-- start --

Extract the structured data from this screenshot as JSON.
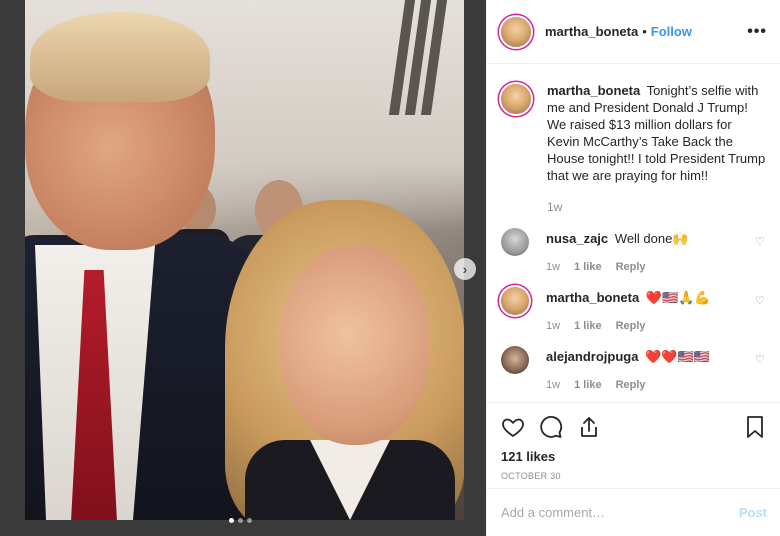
{
  "post": {
    "author": "martha_boneta",
    "follow_label": "Follow",
    "separator": "•",
    "more_label": "•••"
  },
  "photo": {
    "current_index": 1,
    "total": 3
  },
  "caption": {
    "username": "martha_boneta",
    "text": "Tonight’s selfie with me and President Donald J Trump! We raised $13 million dollars for Kevin McCarthy’s Take Back the House tonight!! I told President Trump that we are praying for him!!",
    "time": "1w"
  },
  "comments": [
    {
      "username": "nusa_zajc",
      "text": "Well done🙌",
      "time": "1w",
      "likes": "1 like",
      "reply": "Reply"
    },
    {
      "username": "martha_boneta",
      "text": "❤️🇺🇸🙏💪",
      "time": "1w",
      "likes": "1 like",
      "reply": "Reply"
    },
    {
      "username": "alejandrojpuga",
      "text": "❤️❤️🇺🇸🇺🇸",
      "time": "1w",
      "likes": "1 like",
      "reply": "Reply"
    }
  ],
  "actions": {
    "likes": "121 likes",
    "date": "OCTOBER 30"
  },
  "add_comment": {
    "placeholder": "Add a comment…",
    "post_label": "Post"
  },
  "colors": {
    "link_blue": "#3897f0",
    "post_disabled": "#b2dffc",
    "muted": "#8e8e8e",
    "story_ring": "#d6249f"
  }
}
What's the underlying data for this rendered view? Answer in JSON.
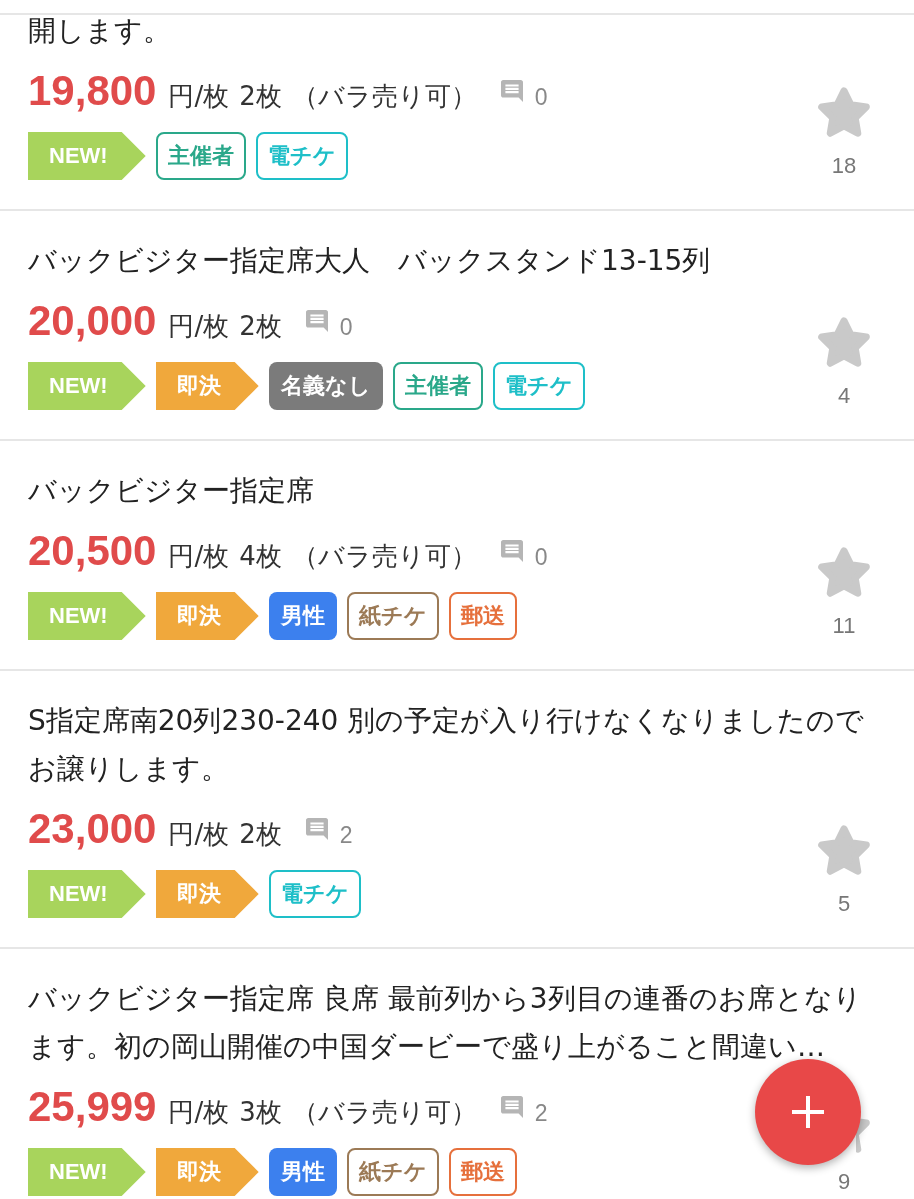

-- end --

▶ GOAL: Pictures are to be left out; all else in the entries above is to be quoted exactly.

▶ FINISHED EXERCISE:
Extract the structured data from this screenshot as JSON.
{
  "post": {
    "author": "martha_boneta",
    "follow_label": "Follow",
    "separator": "•",
    "more_label": "•••"
  },
  "photo": {
    "current_index": 1,
    "total": 3
  },
  "caption": {
    "username": "martha_boneta",
    "text": "Tonight’s selfie with me and President Donald J Trump! We raised $13 million dollars for Kevin McCarthy’s Take Back the House tonight!! I told President Trump that we are praying for him!!",
    "time": "1w"
  },
  "comments": [
    {
      "username": "nusa_zajc",
      "text": "Well done🙌",
      "time": "1w",
      "likes": "1 like",
      "reply": "Reply"
    },
    {
      "username": "martha_boneta",
      "text": "❤️🇺🇸🙏💪",
      "time": "1w",
      "likes": "1 like",
      "reply": "Reply"
    },
    {
      "username": "alejandrojpuga",
      "text": "❤️❤️🇺🇸🇺🇸",
      "time": "1w",
      "likes": "1 like",
      "reply": "Reply"
    }
  ],
  "actions": {
    "likes": "121 likes",
    "date": "OCTOBER 30"
  },
  "add_comment": {
    "placeholder": "Add a comment…",
    "post_label": "Post"
  },
  "colors": {
    "link_blue": "#3897f0",
    "post_disabled": "#b2dffc",
    "muted": "#8e8e8e",
    "story_ring": "#d6249f"
  }
}
What's the underlying data for this rendered view? Answer in JSON.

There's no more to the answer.